What the exercise asks »
Output every line of the data exactly as it appears.

Data extract »
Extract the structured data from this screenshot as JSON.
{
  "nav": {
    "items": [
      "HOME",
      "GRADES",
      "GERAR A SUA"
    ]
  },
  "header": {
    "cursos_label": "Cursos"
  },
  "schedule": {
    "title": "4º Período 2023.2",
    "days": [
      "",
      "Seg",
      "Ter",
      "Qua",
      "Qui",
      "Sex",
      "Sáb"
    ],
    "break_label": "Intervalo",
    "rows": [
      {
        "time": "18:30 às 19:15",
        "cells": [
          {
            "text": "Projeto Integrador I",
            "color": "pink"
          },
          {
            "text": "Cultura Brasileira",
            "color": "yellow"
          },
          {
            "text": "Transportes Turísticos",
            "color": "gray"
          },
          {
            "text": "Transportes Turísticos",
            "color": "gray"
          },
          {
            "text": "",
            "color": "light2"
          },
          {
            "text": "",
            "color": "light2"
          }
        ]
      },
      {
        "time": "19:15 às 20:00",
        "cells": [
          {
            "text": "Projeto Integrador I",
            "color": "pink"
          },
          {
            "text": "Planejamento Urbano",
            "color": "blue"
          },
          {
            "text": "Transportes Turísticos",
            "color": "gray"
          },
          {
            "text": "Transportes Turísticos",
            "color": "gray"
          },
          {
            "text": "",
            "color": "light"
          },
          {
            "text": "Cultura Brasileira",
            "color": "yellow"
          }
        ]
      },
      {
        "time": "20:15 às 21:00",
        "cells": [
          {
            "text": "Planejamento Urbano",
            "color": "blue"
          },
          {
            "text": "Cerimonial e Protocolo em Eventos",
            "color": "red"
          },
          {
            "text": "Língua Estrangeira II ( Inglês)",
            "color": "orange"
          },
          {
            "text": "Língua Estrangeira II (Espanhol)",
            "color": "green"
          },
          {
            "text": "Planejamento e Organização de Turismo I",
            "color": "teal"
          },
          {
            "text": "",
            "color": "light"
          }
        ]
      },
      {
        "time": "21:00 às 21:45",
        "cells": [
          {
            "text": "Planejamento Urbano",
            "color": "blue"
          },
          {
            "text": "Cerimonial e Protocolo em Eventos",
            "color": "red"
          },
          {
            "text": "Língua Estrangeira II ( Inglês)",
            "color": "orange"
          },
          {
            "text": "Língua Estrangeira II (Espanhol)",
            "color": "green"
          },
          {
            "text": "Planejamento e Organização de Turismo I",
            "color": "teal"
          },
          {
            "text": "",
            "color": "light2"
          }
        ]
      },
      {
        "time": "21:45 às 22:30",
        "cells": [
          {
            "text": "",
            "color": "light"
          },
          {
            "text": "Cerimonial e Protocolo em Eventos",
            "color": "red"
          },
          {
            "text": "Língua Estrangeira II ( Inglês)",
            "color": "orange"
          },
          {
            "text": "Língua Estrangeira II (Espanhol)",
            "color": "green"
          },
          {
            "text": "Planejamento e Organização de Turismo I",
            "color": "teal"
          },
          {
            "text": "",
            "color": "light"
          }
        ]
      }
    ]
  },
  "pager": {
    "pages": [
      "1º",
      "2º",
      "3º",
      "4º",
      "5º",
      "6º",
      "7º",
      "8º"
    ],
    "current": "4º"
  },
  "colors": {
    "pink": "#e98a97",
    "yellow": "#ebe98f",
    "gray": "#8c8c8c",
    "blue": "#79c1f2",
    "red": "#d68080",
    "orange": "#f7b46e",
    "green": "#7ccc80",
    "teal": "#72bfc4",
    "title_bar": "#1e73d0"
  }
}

The reply »
Extract the structured data from this screenshot as JSON.
{
  "nav": {
    "items": [
      "HOME",
      "GRADES",
      "GERAR A SUA"
    ]
  },
  "header": {
    "cursos_label": "Cursos"
  },
  "schedule": {
    "title": "4º Período 2023.2",
    "days": [
      "",
      "Seg",
      "Ter",
      "Qua",
      "Qui",
      "Sex",
      "Sáb"
    ],
    "break_label": "Intervalo",
    "rows": [
      {
        "time": "18:30 às 19:15",
        "cells": [
          {
            "text": "Projeto Integrador I",
            "color": "pink"
          },
          {
            "text": "Cultura Brasileira",
            "color": "yellow"
          },
          {
            "text": "Transportes Turísticos",
            "color": "gray"
          },
          {
            "text": "Transportes Turísticos",
            "color": "gray"
          },
          {
            "text": "",
            "color": "light2"
          },
          {
            "text": "",
            "color": "light2"
          }
        ]
      },
      {
        "time": "19:15 às 20:00",
        "cells": [
          {
            "text": "Projeto Integrador I",
            "color": "pink"
          },
          {
            "text": "Planejamento Urbano",
            "color": "blue"
          },
          {
            "text": "Transportes Turísticos",
            "color": "gray"
          },
          {
            "text": "Transportes Turísticos",
            "color": "gray"
          },
          {
            "text": "",
            "color": "light"
          },
          {
            "text": "Cultura Brasileira",
            "color": "yellow"
          }
        ]
      },
      {
        "time": "20:15 às 21:00",
        "cells": [
          {
            "text": "Planejamento Urbano",
            "color": "blue"
          },
          {
            "text": "Cerimonial e Protocolo em Eventos",
            "color": "red"
          },
          {
            "text": "Língua Estrangeira II ( Inglês)",
            "color": "orange"
          },
          {
            "text": "Língua Estrangeira II (Espanhol)",
            "color": "green"
          },
          {
            "text": "Planejamento e Organização de Turismo I",
            "color": "teal"
          },
          {
            "text": "",
            "color": "light"
          }
        ]
      },
      {
        "time": "21:00 às 21:45",
        "cells": [
          {
            "text": "Planejamento Urbano",
            "color": "blue"
          },
          {
            "text": "Cerimonial e Protocolo em Eventos",
            "color": "red"
          },
          {
            "text": "Língua Estrangeira II ( Inglês)",
            "color": "orange"
          },
          {
            "text": "Língua Estrangeira II (Espanhol)",
            "color": "green"
          },
          {
            "text": "Planejamento e Organização de Turismo I",
            "color": "teal"
          },
          {
            "text": "",
            "color": "light2"
          }
        ]
      },
      {
        "time": "21:45 às 22:30",
        "cells": [
          {
            "text": "",
            "color": "light"
          },
          {
            "text": "Cerimonial e Protocolo em Eventos",
            "color": "red"
          },
          {
            "text": "Língua Estrangeira II ( Inglês)",
            "color": "orange"
          },
          {
            "text": "Língua Estrangeira II (Espanhol)",
            "color": "green"
          },
          {
            "text": "Planejamento e Organização de Turismo I",
            "color": "teal"
          },
          {
            "text": "",
            "color": "light"
          }
        ]
      }
    ]
  },
  "pager": {
    "pages": [
      "1º",
      "2º",
      "3º",
      "4º",
      "5º",
      "6º",
      "7º",
      "8º"
    ],
    "current": "4º"
  },
  "colors": {
    "pink": "#e98a97",
    "yellow": "#ebe98f",
    "gray": "#8c8c8c",
    "blue": "#79c1f2",
    "red": "#d68080",
    "orange": "#f7b46e",
    "green": "#7ccc80",
    "teal": "#72bfc4",
    "title_bar": "#1e73d0"
  }
}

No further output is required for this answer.